-- BEGIN MATERIAL PROVIDED --

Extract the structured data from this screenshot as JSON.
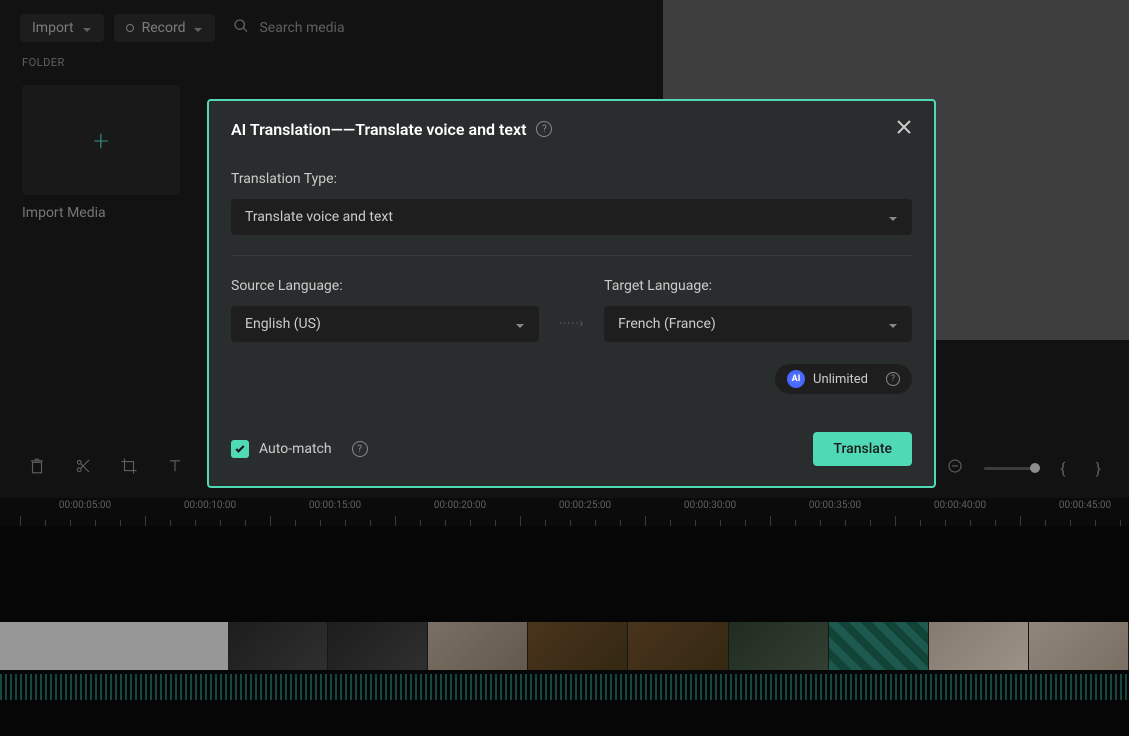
{
  "topbar": {
    "import_label": "Import",
    "record_label": "Record",
    "search_placeholder": "Search media"
  },
  "folder": {
    "section_label": "FOLDER",
    "import_tile_label": "Import Media"
  },
  "modal": {
    "title": "AI Translation——Translate voice and text",
    "translation_type_label": "Translation Type:",
    "translation_type_value": "Translate voice and text",
    "source_label": "Source Language:",
    "source_value": "English (US)",
    "target_label": "Target Language:",
    "target_value": "French (France)",
    "unlimited_label": "Unlimited",
    "ai_badge": "AI",
    "auto_match_label": "Auto-match",
    "translate_button": "Translate"
  },
  "timeline": {
    "labels": [
      "00:00:05:00",
      "00:00:10:00",
      "00:00:15:00",
      "00:00:20:00",
      "00:00:25:00",
      "00:00:30:00",
      "00:00:35:00",
      "00:00:40:00",
      "00:00:45:00"
    ]
  },
  "colors": {
    "accent": "#50d9b5"
  }
}
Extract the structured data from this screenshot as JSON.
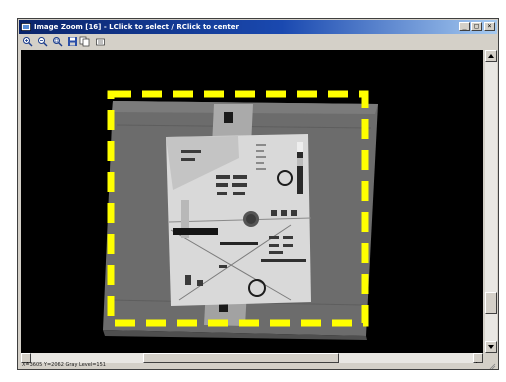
{
  "window": {
    "title": "Image Zoom [16] - LClick to select / RClick to center"
  },
  "titlebar_buttons": {
    "minimize": "_",
    "maximize": "□",
    "close": "×"
  },
  "toolbar": {
    "tools": [
      "zoom-in-icon",
      "zoom-out-icon",
      "zoom-fit-icon",
      "save-icon",
      "copy-icon",
      "options-icon"
    ]
  },
  "viewport": {
    "background": "#000000",
    "selection_color": "#ffff00",
    "selection_style": "dashed"
  },
  "status": {
    "text": "X=3605 Y=2062 Gray Level=151"
  },
  "scrollbars": {
    "vertical_position": 0.8,
    "horizontal_position": 0.4
  }
}
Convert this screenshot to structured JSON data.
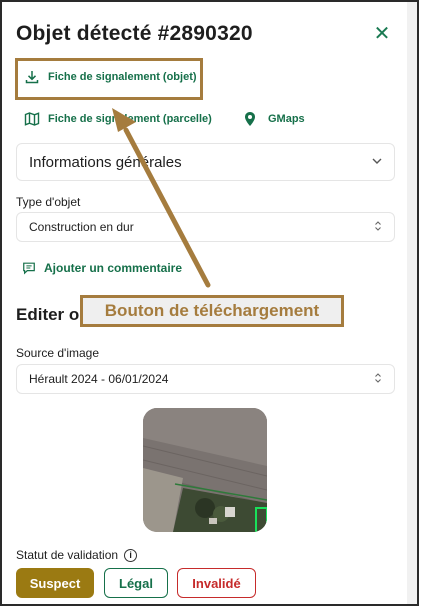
{
  "panel": {
    "title": "Objet détecté #2890320",
    "close_glyph": "✕"
  },
  "links": {
    "fiche_objet": "Fiche de signalement (objet)",
    "fiche_parcelle": "Fiche de signalement (parcelle)",
    "gmaps": "GMaps",
    "ajouter_commentaire": "Ajouter un commentaire"
  },
  "accordion": {
    "label": "Informations générales"
  },
  "type_objet": {
    "label": "Type d'objet",
    "value": "Construction en dur"
  },
  "edit_section": {
    "title": "Editer o"
  },
  "source_image": {
    "label": "Source d'image",
    "value": "Hérault 2024 - 06/01/2024"
  },
  "validation": {
    "label": "Statut de validation",
    "info_glyph": "i",
    "buttons": [
      "Suspect",
      "Légal",
      "Invalidé"
    ]
  },
  "annotation": {
    "label": "Bouton de téléchargement"
  },
  "icons": {
    "download": "download-icon",
    "map": "map-icon",
    "location": "location-pin-icon",
    "comment": "comment-icon",
    "chevron": "chevron-down-icon",
    "updown": "updown-chevron-icon",
    "info": "info-icon",
    "close": "close-icon"
  },
  "colors": {
    "brand_green": "#16704a",
    "annotation_brown": "#a57c3e",
    "suspect_fill": "#9b7a12",
    "invalide_red": "#c62b2b"
  }
}
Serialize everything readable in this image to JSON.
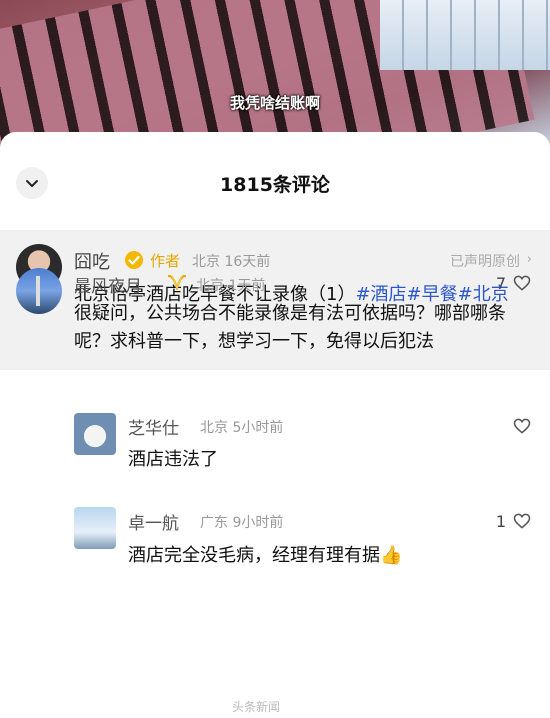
{
  "video": {
    "subtitle": "我凭啥结账啊"
  },
  "sheet": {
    "title": "1815条评论"
  },
  "author_comment": {
    "name": "囧吃",
    "tag": "作者",
    "meta": "北京 16天前",
    "claim": "已声明原创",
    "text": "北京怡亭酒店吃早餐不让录像（1）",
    "hashtags": [
      "#酒店",
      "#早餐",
      "#北京"
    ]
  },
  "comments": [
    {
      "name": "晨风夜月",
      "meta": "北京 1天前",
      "likes": "7",
      "text": "很疑问，公共场合不能录像是有法可依据吗？哪部哪条呢？求科普一下，想学习一下，免得以后犯法",
      "replies": [
        {
          "name": "芝华仕",
          "meta": "北京 5小时前",
          "likes": "",
          "text": "酒店违法了"
        },
        {
          "name": "卓一航",
          "meta": "广东 9小时前",
          "likes": "1",
          "text": "酒店完全没毛病，经理有理有据👍"
        }
      ]
    }
  ],
  "watermark": "头条新闻",
  "colors": {
    "hashtag": "#2b57c8",
    "author_tag": "#e0a800",
    "author_bg": "#f1f1f1"
  }
}
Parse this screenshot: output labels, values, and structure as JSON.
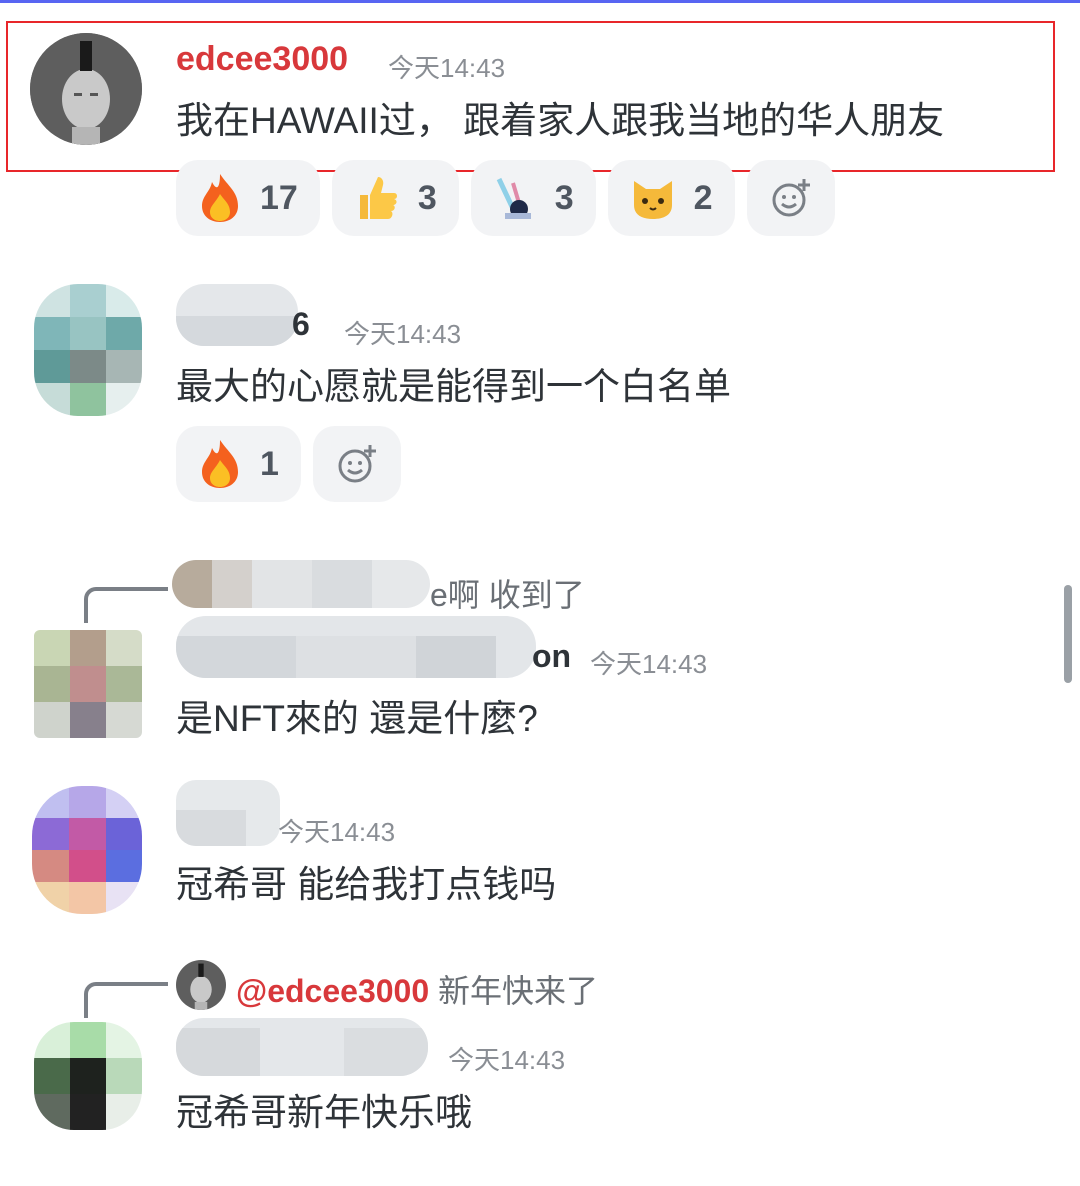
{
  "accent_color": "#d8383b",
  "messages": [
    {
      "username": "edcee3000",
      "time": "今天14:43",
      "text": "我在HAWAII过， 跟着家人跟我当地的华人朋友",
      "reactions": [
        {
          "icon": "fire-emoji",
          "count": "17"
        },
        {
          "icon": "thumbs-up-emoji",
          "count": "3"
        },
        {
          "icon": "custom-sticker-emoji",
          "count": "3"
        },
        {
          "icon": "cat-face-emoji",
          "count": "2"
        }
      ]
    },
    {
      "username_visible_fragment": "6",
      "time": "今天14:43",
      "text": "最大的心愿就是能得到一个白名单",
      "reactions": [
        {
          "icon": "fire-emoji",
          "count": "1"
        }
      ]
    },
    {
      "reply_preview": "e啊 收到了",
      "username_visible_fragment": "on",
      "time": "今天14:43",
      "text": "是NFT來的 還是什麼?"
    },
    {
      "time": "今天14:43",
      "text": "冠希哥 能给我打点钱吗"
    },
    {
      "reply_mention": "@edcee3000",
      "reply_preview": "新年快来了",
      "time": "今天14:43",
      "text": "冠希哥新年快乐哦"
    }
  ]
}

-- END MATERIAL PROVIDED --

Transcribe every line from the records above without alteration, and leave out the images.

Extract the structured data from this screenshot as JSON.
{
  "topbar": {
    "import_label": "Import",
    "record_label": "Record",
    "search_placeholder": "Search media"
  },
  "folder": {
    "section_label": "FOLDER",
    "import_tile_label": "Import Media"
  },
  "modal": {
    "title": "AI Translation——Translate voice and text",
    "translation_type_label": "Translation Type:",
    "translation_type_value": "Translate voice and text",
    "source_label": "Source Language:",
    "source_value": "English (US)",
    "target_label": "Target Language:",
    "target_value": "French (France)",
    "unlimited_label": "Unlimited",
    "ai_badge": "AI",
    "auto_match_label": "Auto-match",
    "translate_button": "Translate"
  },
  "timeline": {
    "labels": [
      "00:00:05:00",
      "00:00:10:00",
      "00:00:15:00",
      "00:00:20:00",
      "00:00:25:00",
      "00:00:30:00",
      "00:00:35:00",
      "00:00:40:00",
      "00:00:45:00"
    ]
  },
  "colors": {
    "accent": "#50d9b5"
  }
}
Extract the structured data from this screenshot as JSON.
{
  "window": {
    "title": "Image Zoom [16] - LClick to select / RClick to center"
  },
  "titlebar_buttons": {
    "minimize": "_",
    "maximize": "□",
    "close": "×"
  },
  "toolbar": {
    "tools": [
      "zoom-in-icon",
      "zoom-out-icon",
      "zoom-fit-icon",
      "save-icon",
      "copy-icon",
      "options-icon"
    ]
  },
  "viewport": {
    "background": "#000000",
    "selection_color": "#ffff00",
    "selection_style": "dashed"
  },
  "status": {
    "text": "X=3605 Y=2062 Gray Level=151"
  },
  "scrollbars": {
    "vertical_position": 0.8,
    "horizontal_position": 0.4
  }
}
Convert this screenshot to structured JSON data.
{
  "panel": {
    "title": "Objet détecté #2890320",
    "close_glyph": "✕"
  },
  "links": {
    "fiche_objet": "Fiche de signalement (objet)",
    "fiche_parcelle": "Fiche de signalement (parcelle)",
    "gmaps": "GMaps",
    "ajouter_commentaire": "Ajouter un commentaire"
  },
  "accordion": {
    "label": "Informations générales"
  },
  "type_objet": {
    "label": "Type d'objet",
    "value": "Construction en dur"
  },
  "edit_section": {
    "title": "Editer o"
  },
  "source_image": {
    "label": "Source d'image",
    "value": "Hérault 2024 - 06/01/2024"
  },
  "validation": {
    "label": "Statut de validation",
    "info_glyph": "i",
    "buttons": [
      "Suspect",
      "Légal",
      "Invalidé"
    ]
  },
  "annotation": {
    "label": "Bouton de téléchargement"
  },
  "icons": {
    "download": "download-icon",
    "map": "map-icon",
    "location": "location-pin-icon",
    "comment": "comment-icon",
    "chevron": "chevron-down-icon",
    "updown": "updown-chevron-icon",
    "info": "info-icon",
    "close": "close-icon"
  },
  "colors": {
    "brand_green": "#16704a",
    "annotation_brown": "#a57c3e",
    "suspect_fill": "#9b7a12",
    "invalide_red": "#c62b2b"
  }
}
Serialize everything readable in this image to JSON.
{
  "video": {
    "subtitle": "我凭啥结账啊"
  },
  "sheet": {
    "title": "1815条评论"
  },
  "author_comment": {
    "name": "囧吃",
    "tag": "作者",
    "meta": "北京 16天前",
    "claim": "已声明原创",
    "text": "北京怡亭酒店吃早餐不让录像（1）",
    "hashtags": [
      "#酒店",
      "#早餐",
      "#北京"
    ]
  },
  "comments": [
    {
      "name": "晨风夜月",
      "meta": "北京 1天前",
      "likes": "7",
      "text": "很疑问，公共场合不能录像是有法可依据吗？哪部哪条呢？求科普一下，想学习一下，免得以后犯法",
      "replies": [
        {
          "name": "芝华仕",
          "meta": "北京 5小时前",
          "likes": "",
          "text": "酒店违法了"
        },
        {
          "name": "卓一航",
          "meta": "广东 9小时前",
          "likes": "1",
          "text": "酒店完全没毛病，经理有理有据👍"
        }
      ]
    }
  ],
  "watermark": "头条新闻",
  "colors": {
    "hashtag": "#2b57c8",
    "author_tag": "#e0a800",
    "author_bg": "#f1f1f1"
  }
}
Parse this screenshot: output labels, values, and structure as JSON.
{
  "accent_color": "#d8383b",
  "messages": [
    {
      "username": "edcee3000",
      "time": "今天14:43",
      "text": "我在HAWAII过， 跟着家人跟我当地的华人朋友",
      "reactions": [
        {
          "icon": "fire-emoji",
          "count": "17"
        },
        {
          "icon": "thumbs-up-emoji",
          "count": "3"
        },
        {
          "icon": "custom-sticker-emoji",
          "count": "3"
        },
        {
          "icon": "cat-face-emoji",
          "count": "2"
        }
      ]
    },
    {
      "username_visible_fragment": "6",
      "time": "今天14:43",
      "text": "最大的心愿就是能得到一个白名单",
      "reactions": [
        {
          "icon": "fire-emoji",
          "count": "1"
        }
      ]
    },
    {
      "reply_preview": "e啊 收到了",
      "username_visible_fragment": "on",
      "time": "今天14:43",
      "text": "是NFT來的 還是什麼?"
    },
    {
      "time": "今天14:43",
      "text": "冠希哥 能给我打点钱吗"
    },
    {
      "reply_mention": "@edcee3000",
      "reply_preview": "新年快来了",
      "time": "今天14:43",
      "text": "冠希哥新年快乐哦"
    }
  ]
}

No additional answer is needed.